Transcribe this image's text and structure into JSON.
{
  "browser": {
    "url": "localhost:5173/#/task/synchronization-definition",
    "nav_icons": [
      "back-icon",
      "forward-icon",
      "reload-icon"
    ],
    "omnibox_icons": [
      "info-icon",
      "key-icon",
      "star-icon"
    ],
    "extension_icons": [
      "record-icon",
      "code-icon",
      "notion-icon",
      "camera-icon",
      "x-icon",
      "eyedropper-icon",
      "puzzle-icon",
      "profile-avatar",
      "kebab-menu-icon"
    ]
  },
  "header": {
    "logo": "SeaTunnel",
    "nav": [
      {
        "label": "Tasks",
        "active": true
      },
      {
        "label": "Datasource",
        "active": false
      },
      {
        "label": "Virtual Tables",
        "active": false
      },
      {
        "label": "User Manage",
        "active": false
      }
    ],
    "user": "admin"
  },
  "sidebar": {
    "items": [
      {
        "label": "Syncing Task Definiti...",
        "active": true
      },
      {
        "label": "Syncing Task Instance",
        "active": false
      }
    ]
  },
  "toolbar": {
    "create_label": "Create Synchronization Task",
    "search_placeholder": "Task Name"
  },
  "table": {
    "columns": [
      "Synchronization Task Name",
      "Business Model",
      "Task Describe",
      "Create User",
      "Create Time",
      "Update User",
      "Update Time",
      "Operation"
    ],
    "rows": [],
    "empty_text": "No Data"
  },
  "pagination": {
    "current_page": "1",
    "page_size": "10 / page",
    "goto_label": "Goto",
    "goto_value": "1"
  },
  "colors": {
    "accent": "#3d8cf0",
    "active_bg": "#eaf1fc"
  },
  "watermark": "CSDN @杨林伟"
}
....
Set exercise
Transcribe the data above in full, exactly.

Response
Transcribe this image's text and structure into JSON.
{
  "browser": {
    "url": "localhost:5173/#/task/synchronization-definition",
    "nav_icons": [
      "back-icon",
      "forward-icon",
      "reload-icon"
    ],
    "omnibox_icons": [
      "info-icon",
      "key-icon",
      "star-icon"
    ],
    "extension_icons": [
      "record-icon",
      "code-icon",
      "notion-icon",
      "camera-icon",
      "x-icon",
      "eyedropper-icon",
      "puzzle-icon",
      "profile-avatar",
      "kebab-menu-icon"
    ]
  },
  "header": {
    "logo": "SeaTunnel",
    "nav": [
      {
        "label": "Tasks",
        "active": true
      },
      {
        "label": "Datasource",
        "active": false
      },
      {
        "label": "Virtual Tables",
        "active": false
      },
      {
        "label": "User Manage",
        "active": false
      }
    ],
    "user": "admin"
  },
  "sidebar": {
    "items": [
      {
        "label": "Syncing Task Definiti...",
        "active": true
      },
      {
        "label": "Syncing Task Instance",
        "active": false
      }
    ]
  },
  "toolbar": {
    "create_label": "Create Synchronization Task",
    "search_placeholder": "Task Name"
  },
  "table": {
    "columns": [
      "Synchronization Task Name",
      "Business Model",
      "Task Describe",
      "Create User",
      "Create Time",
      "Update User",
      "Update Time",
      "Operation"
    ],
    "rows": [],
    "empty_text": "No Data"
  },
  "pagination": {
    "current_page": "1",
    "page_size": "10 / page",
    "goto_label": "Goto",
    "goto_value": "1"
  },
  "colors": {
    "accent": "#3d8cf0",
    "active_bg": "#eaf1fc"
  },
  "watermark": "CSDN @杨林伟"
}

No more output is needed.